Data lines:
::::
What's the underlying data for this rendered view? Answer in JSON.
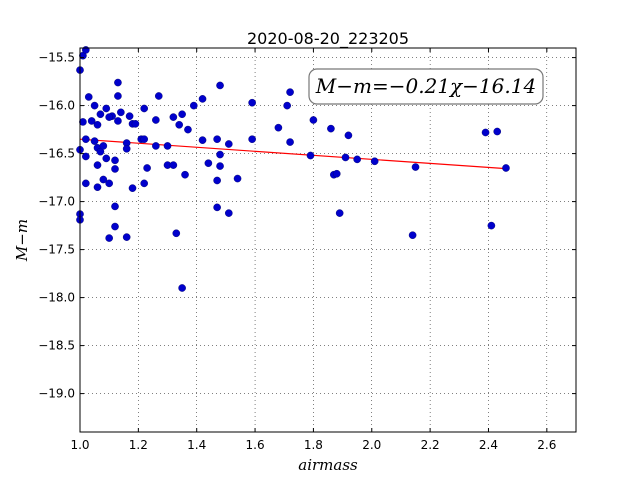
{
  "chart_data": {
    "type": "scatter",
    "title": "2020-08-20_223205",
    "xlabel": "airmass",
    "ylabel": "M−m",
    "xlim": [
      1.0,
      2.7
    ],
    "ylim": [
      -15.4,
      -19.4
    ],
    "y_inverted": true,
    "xticks": [
      1.0,
      1.2,
      1.4,
      1.6,
      1.8,
      2.0,
      2.2,
      2.4,
      2.6
    ],
    "xtick_labels": [
      "1.0",
      "1.2",
      "1.4",
      "1.6",
      "1.8",
      "2.0",
      "2.2",
      "2.4",
      "2.6"
    ],
    "yticks": [
      -15.5,
      -16.0,
      -16.5,
      -17.0,
      -17.5,
      -18.0,
      -18.5,
      -19.0
    ],
    "ytick_labels": [
      "−15.5",
      "−16.0",
      "−16.5",
      "−17.0",
      "−17.5",
      "−18.0",
      "−18.5",
      "−19.0"
    ],
    "grid": true,
    "annotation": "M−m=−0.21χ−16.14",
    "fit": {
      "slope": -0.21,
      "intercept": -16.14,
      "x_range": [
        1.0,
        2.46
      ],
      "color": "#ff0000"
    },
    "marker_color": "#0000cc",
    "points": [
      [
        1.0,
        -15.63
      ],
      [
        1.01,
        -15.48
      ],
      [
        1.02,
        -15.42
      ],
      [
        1.03,
        -15.91
      ],
      [
        1.01,
        -16.17
      ],
      [
        1.04,
        -16.16
      ],
      [
        1.02,
        -16.35
      ],
      [
        1.05,
        -16.0
      ],
      [
        1.07,
        -16.09
      ],
      [
        1.06,
        -16.2
      ],
      [
        1.09,
        -16.03
      ],
      [
        1.11,
        -16.11
      ],
      [
        1.1,
        -16.12
      ],
      [
        1.13,
        -15.76
      ],
      [
        1.13,
        -15.9
      ],
      [
        1.14,
        -16.07
      ],
      [
        1.13,
        -16.16
      ],
      [
        1.17,
        -16.11
      ],
      [
        1.18,
        -16.19
      ],
      [
        1.19,
        -16.19
      ],
      [
        1.21,
        -16.35
      ],
      [
        1.22,
        -16.35
      ],
      [
        1.22,
        -16.03
      ],
      [
        1.27,
        -15.9
      ],
      [
        1.26,
        -16.15
      ],
      [
        1.32,
        -16.12
      ],
      [
        1.34,
        -16.2
      ],
      [
        1.35,
        -16.09
      ],
      [
        1.37,
        -16.25
      ],
      [
        1.39,
        -16.0
      ],
      [
        1.42,
        -15.93
      ],
      [
        1.48,
        -15.79
      ],
      [
        1.42,
        -16.36
      ],
      [
        1.47,
        -16.35
      ],
      [
        1.51,
        -16.4
      ],
      [
        1.59,
        -15.97
      ],
      [
        1.59,
        -16.35
      ],
      [
        1.68,
        -16.23
      ],
      [
        1.71,
        -16.0
      ],
      [
        1.72,
        -15.86
      ],
      [
        1.72,
        -16.38
      ],
      [
        1.8,
        -16.15
      ],
      [
        1.86,
        -16.24
      ],
      [
        1.92,
        -16.31
      ],
      [
        1.0,
        -16.46
      ],
      [
        1.02,
        -16.53
      ],
      [
        1.05,
        -16.37
      ],
      [
        1.06,
        -16.44
      ],
      [
        1.07,
        -16.48
      ],
      [
        1.08,
        -16.42
      ],
      [
        1.06,
        -16.62
      ],
      [
        1.08,
        -16.77
      ],
      [
        1.09,
        -16.55
      ],
      [
        1.12,
        -16.57
      ],
      [
        1.12,
        -16.66
      ],
      [
        1.16,
        -16.39
      ],
      [
        1.16,
        -16.45
      ],
      [
        1.23,
        -16.65
      ],
      [
        1.26,
        -16.42
      ],
      [
        1.3,
        -16.42
      ],
      [
        1.3,
        -16.62
      ],
      [
        1.32,
        -16.62
      ],
      [
        1.36,
        -16.72
      ],
      [
        1.44,
        -16.6
      ],
      [
        1.47,
        -16.78
      ],
      [
        1.48,
        -16.51
      ],
      [
        1.48,
        -16.63
      ],
      [
        1.54,
        -16.76
      ],
      [
        1.79,
        -16.52
      ],
      [
        1.87,
        -16.72
      ],
      [
        1.88,
        -16.71
      ],
      [
        1.91,
        -16.54
      ],
      [
        1.95,
        -16.56
      ],
      [
        2.01,
        -16.58
      ],
      [
        2.15,
        -16.64
      ],
      [
        2.46,
        -16.65
      ],
      [
        2.39,
        -16.28
      ],
      [
        2.43,
        -16.27
      ],
      [
        1.0,
        -17.13
      ],
      [
        1.0,
        -17.19
      ],
      [
        1.02,
        -16.81
      ],
      [
        1.06,
        -16.85
      ],
      [
        1.1,
        -16.81
      ],
      [
        1.1,
        -17.38
      ],
      [
        1.12,
        -17.05
      ],
      [
        1.12,
        -17.26
      ],
      [
        1.16,
        -17.37
      ],
      [
        1.18,
        -16.86
      ],
      [
        1.22,
        -16.81
      ],
      [
        1.33,
        -17.33
      ],
      [
        1.35,
        -17.9
      ],
      [
        1.47,
        -17.06
      ],
      [
        1.51,
        -17.12
      ],
      [
        1.89,
        -17.12
      ],
      [
        2.14,
        -17.35
      ],
      [
        2.41,
        -17.25
      ]
    ]
  }
}
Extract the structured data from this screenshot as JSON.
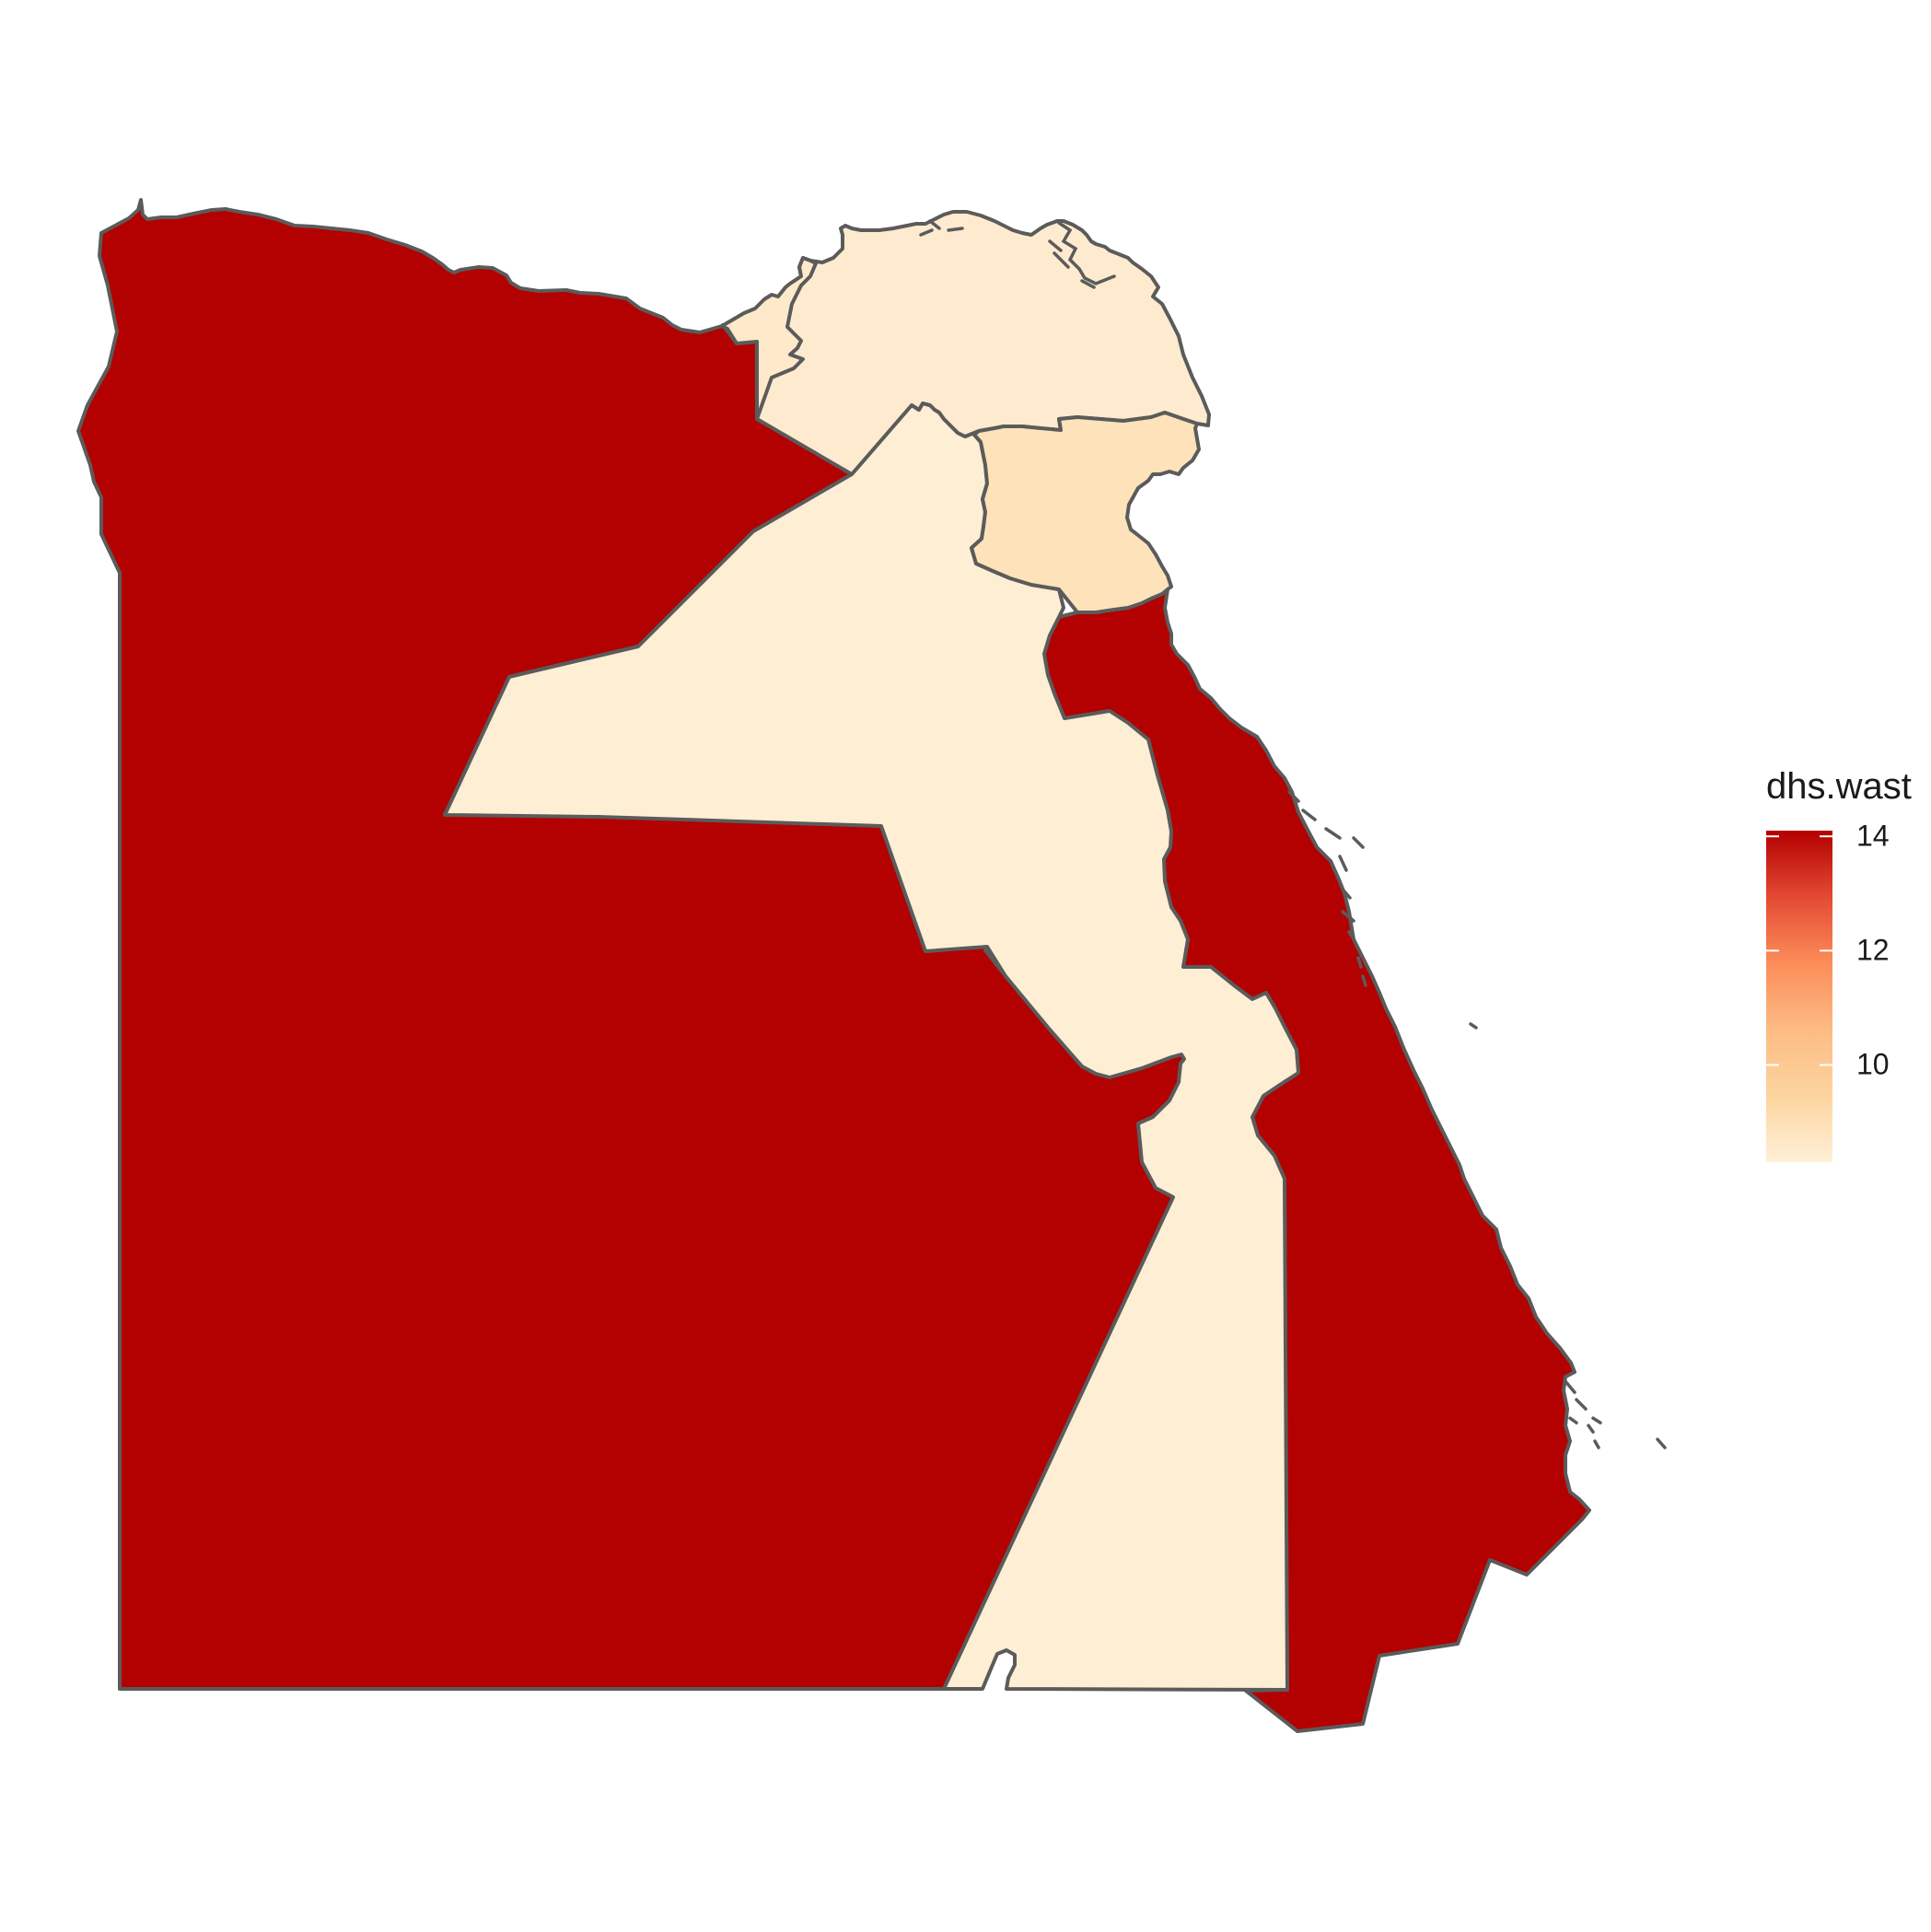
{
  "map": {
    "type": "choropleth",
    "fill_variable": "dhs.wast",
    "border_color": "#5b5b5b",
    "regions": [
      {
        "id": "west",
        "value": 14.1
      },
      {
        "id": "east",
        "value": 14.1
      },
      {
        "id": "central",
        "value": 8.4
      },
      {
        "id": "delta",
        "value": 8.5
      },
      {
        "id": "alexandria-strip",
        "value": 8.6
      },
      {
        "id": "canal",
        "value": 8.9
      }
    ]
  },
  "legend": {
    "title": "dhs.wast",
    "min": 8.3,
    "max": 14.1,
    "color_low": "#fef0d9",
    "color_high": "#b30000",
    "gradient": [
      "#fef0d9",
      "#fdd49e",
      "#fdbb84",
      "#fc8d59",
      "#e34a33",
      "#b30000"
    ],
    "ticks": [
      {
        "value": 14,
        "label": "14"
      },
      {
        "value": 12,
        "label": "12"
      },
      {
        "value": 10,
        "label": "10"
      }
    ]
  }
}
::::
Problem to work on:
Repeat every record precisely. Any picture among them stays out of the copy.

Task solution:
What's the underlying data for this rendered view? Answer in JSON.
{
  "chart_data": {
    "type": "scatter",
    "title": "2020-08-20_223205",
    "xlabel": "airmass",
    "ylabel": "M−m",
    "xlim": [
      1.0,
      2.7
    ],
    "ylim": [
      -15.4,
      -19.4
    ],
    "y_inverted": true,
    "xticks": [
      1.0,
      1.2,
      1.4,
      1.6,
      1.8,
      2.0,
      2.2,
      2.4,
      2.6
    ],
    "xtick_labels": [
      "1.0",
      "1.2",
      "1.4",
      "1.6",
      "1.8",
      "2.0",
      "2.2",
      "2.4",
      "2.6"
    ],
    "yticks": [
      -15.5,
      -16.0,
      -16.5,
      -17.0,
      -17.5,
      -18.0,
      -18.5,
      -19.0
    ],
    "ytick_labels": [
      "−15.5",
      "−16.0",
      "−16.5",
      "−17.0",
      "−17.5",
      "−18.0",
      "−18.5",
      "−19.0"
    ],
    "grid": true,
    "annotation": "M−m=−0.21χ−16.14",
    "fit": {
      "slope": -0.21,
      "intercept": -16.14,
      "x_range": [
        1.0,
        2.46
      ],
      "color": "#ff0000"
    },
    "marker_color": "#0000cc",
    "points": [
      [
        1.0,
        -15.63
      ],
      [
        1.01,
        -15.48
      ],
      [
        1.02,
        -15.42
      ],
      [
        1.03,
        -15.91
      ],
      [
        1.01,
        -16.17
      ],
      [
        1.04,
        -16.16
      ],
      [
        1.02,
        -16.35
      ],
      [
        1.05,
        -16.0
      ],
      [
        1.07,
        -16.09
      ],
      [
        1.06,
        -16.2
      ],
      [
        1.09,
        -16.03
      ],
      [
        1.11,
        -16.11
      ],
      [
        1.1,
        -16.12
      ],
      [
        1.13,
        -15.76
      ],
      [
        1.13,
        -15.9
      ],
      [
        1.14,
        -16.07
      ],
      [
        1.13,
        -16.16
      ],
      [
        1.17,
        -16.11
      ],
      [
        1.18,
        -16.19
      ],
      [
        1.19,
        -16.19
      ],
      [
        1.21,
        -16.35
      ],
      [
        1.22,
        -16.35
      ],
      [
        1.22,
        -16.03
      ],
      [
        1.27,
        -15.9
      ],
      [
        1.26,
        -16.15
      ],
      [
        1.32,
        -16.12
      ],
      [
        1.34,
        -16.2
      ],
      [
        1.35,
        -16.09
      ],
      [
        1.37,
        -16.25
      ],
      [
        1.39,
        -16.0
      ],
      [
        1.42,
        -15.93
      ],
      [
        1.48,
        -15.79
      ],
      [
        1.42,
        -16.36
      ],
      [
        1.47,
        -16.35
      ],
      [
        1.51,
        -16.4
      ],
      [
        1.59,
        -15.97
      ],
      [
        1.59,
        -16.35
      ],
      [
        1.68,
        -16.23
      ],
      [
        1.71,
        -16.0
      ],
      [
        1.72,
        -15.86
      ],
      [
        1.72,
        -16.38
      ],
      [
        1.8,
        -16.15
      ],
      [
        1.86,
        -16.24
      ],
      [
        1.92,
        -16.31
      ],
      [
        1.0,
        -16.46
      ],
      [
        1.02,
        -16.53
      ],
      [
        1.05,
        -16.37
      ],
      [
        1.06,
        -16.44
      ],
      [
        1.07,
        -16.48
      ],
      [
        1.08,
        -16.42
      ],
      [
        1.06,
        -16.62
      ],
      [
        1.08,
        -16.77
      ],
      [
        1.09,
        -16.55
      ],
      [
        1.12,
        -16.57
      ],
      [
        1.12,
        -16.66
      ],
      [
        1.16,
        -16.39
      ],
      [
        1.16,
        -16.45
      ],
      [
        1.23,
        -16.65
      ],
      [
        1.26,
        -16.42
      ],
      [
        1.3,
        -16.42
      ],
      [
        1.3,
        -16.62
      ],
      [
        1.32,
        -16.62
      ],
      [
        1.36,
        -16.72
      ],
      [
        1.44,
        -16.6
      ],
      [
        1.47,
        -16.78
      ],
      [
        1.48,
        -16.51
      ],
      [
        1.48,
        -16.63
      ],
      [
        1.54,
        -16.76
      ],
      [
        1.79,
        -16.52
      ],
      [
        1.87,
        -16.72
      ],
      [
        1.88,
        -16.71
      ],
      [
        1.91,
        -16.54
      ],
      [
        1.95,
        -16.56
      ],
      [
        2.01,
        -16.58
      ],
      [
        2.15,
        -16.64
      ],
      [
        2.46,
        -16.65
      ],
      [
        2.39,
        -16.28
      ],
      [
        2.43,
        -16.27
      ],
      [
        1.0,
        -17.13
      ],
      [
        1.0,
        -17.19
      ],
      [
        1.02,
        -16.81
      ],
      [
        1.06,
        -16.85
      ],
      [
        1.1,
        -16.81
      ],
      [
        1.1,
        -17.38
      ],
      [
        1.12,
        -17.05
      ],
      [
        1.12,
        -17.26
      ],
      [
        1.16,
        -17.37
      ],
      [
        1.18,
        -16.86
      ],
      [
        1.22,
        -16.81
      ],
      [
        1.33,
        -17.33
      ],
      [
        1.35,
        -17.9
      ],
      [
        1.47,
        -17.06
      ],
      [
        1.51,
        -17.12
      ],
      [
        1.89,
        -17.12
      ],
      [
        2.14,
        -17.35
      ],
      [
        2.41,
        -17.25
      ]
    ]
  }
}
Extract the structured data from this screenshot as JSON.
{
  "map": {
    "type": "choropleth",
    "fill_variable": "dhs.wast",
    "border_color": "#5b5b5b",
    "regions": [
      {
        "id": "west",
        "value": 14.1
      },
      {
        "id": "east",
        "value": 14.1
      },
      {
        "id": "central",
        "value": 8.4
      },
      {
        "id": "delta",
        "value": 8.5
      },
      {
        "id": "alexandria-strip",
        "value": 8.6
      },
      {
        "id": "canal",
        "value": 8.9
      }
    ]
  },
  "legend": {
    "title": "dhs.wast",
    "min": 8.3,
    "max": 14.1,
    "color_low": "#fef0d9",
    "color_high": "#b30000",
    "gradient": [
      "#fef0d9",
      "#fdd49e",
      "#fdbb84",
      "#fc8d59",
      "#e34a33",
      "#b30000"
    ],
    "ticks": [
      {
        "value": 14,
        "label": "14"
      },
      {
        "value": 12,
        "label": "12"
      },
      {
        "value": 10,
        "label": "10"
      }
    ]
  }
}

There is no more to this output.